[Data entries for graphics]
— Begin —

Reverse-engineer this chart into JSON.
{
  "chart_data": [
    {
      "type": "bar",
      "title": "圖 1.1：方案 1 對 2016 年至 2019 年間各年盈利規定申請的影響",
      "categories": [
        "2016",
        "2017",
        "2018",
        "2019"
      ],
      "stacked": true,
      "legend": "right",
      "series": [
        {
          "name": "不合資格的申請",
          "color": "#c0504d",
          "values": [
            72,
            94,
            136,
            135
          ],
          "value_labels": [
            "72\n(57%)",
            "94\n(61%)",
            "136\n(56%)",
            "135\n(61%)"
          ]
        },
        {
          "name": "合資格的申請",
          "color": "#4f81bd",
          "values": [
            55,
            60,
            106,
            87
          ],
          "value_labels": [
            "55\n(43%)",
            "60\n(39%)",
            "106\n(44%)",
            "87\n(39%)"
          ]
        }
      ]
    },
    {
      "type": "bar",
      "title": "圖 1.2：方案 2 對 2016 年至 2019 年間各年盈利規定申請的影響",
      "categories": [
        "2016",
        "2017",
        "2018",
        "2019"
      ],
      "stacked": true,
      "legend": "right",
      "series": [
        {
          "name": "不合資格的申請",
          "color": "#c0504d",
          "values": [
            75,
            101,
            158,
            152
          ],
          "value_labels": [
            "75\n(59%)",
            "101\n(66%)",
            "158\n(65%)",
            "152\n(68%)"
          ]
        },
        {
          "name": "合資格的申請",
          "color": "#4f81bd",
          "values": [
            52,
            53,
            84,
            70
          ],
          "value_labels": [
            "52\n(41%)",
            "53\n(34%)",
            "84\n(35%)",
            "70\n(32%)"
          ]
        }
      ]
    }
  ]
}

— End —

Recopy the whole listing exactly.

Written response
Reverse-engineer this chart into JSON.
{
  "chart_data": [
    {
      "type": "bar",
      "title": "圖 1.1：方案 1 對 2016 年至 2019 年間各年盈利規定申請的影響",
      "categories": [
        "2016",
        "2017",
        "2018",
        "2019"
      ],
      "stacked": true,
      "legend": "right",
      "series": [
        {
          "name": "不合資格的申請",
          "color": "#c0504d",
          "values": [
            72,
            94,
            136,
            135
          ],
          "value_labels": [
            "72\n(57%)",
            "94\n(61%)",
            "136\n(56%)",
            "135\n(61%)"
          ]
        },
        {
          "name": "合資格的申請",
          "color": "#4f81bd",
          "values": [
            55,
            60,
            106,
            87
          ],
          "value_labels": [
            "55\n(43%)",
            "60\n(39%)",
            "106\n(44%)",
            "87\n(39%)"
          ]
        }
      ]
    },
    {
      "type": "bar",
      "title": "圖 1.2：方案 2 對 2016 年至 2019 年間各年盈利規定申請的影響",
      "categories": [
        "2016",
        "2017",
        "2018",
        "2019"
      ],
      "stacked": true,
      "legend": "right",
      "series": [
        {
          "name": "不合資格的申請",
          "color": "#c0504d",
          "values": [
            75,
            101,
            158,
            152
          ],
          "value_labels": [
            "75\n(59%)",
            "101\n(66%)",
            "158\n(65%)",
            "152\n(68%)"
          ]
        },
        {
          "name": "合資格的申請",
          "color": "#4f81bd",
          "values": [
            52,
            53,
            84,
            70
          ],
          "value_labels": [
            "52\n(41%)",
            "53\n(34%)",
            "84\n(35%)",
            "70\n(32%)"
          ]
        }
      ]
    }
  ]
}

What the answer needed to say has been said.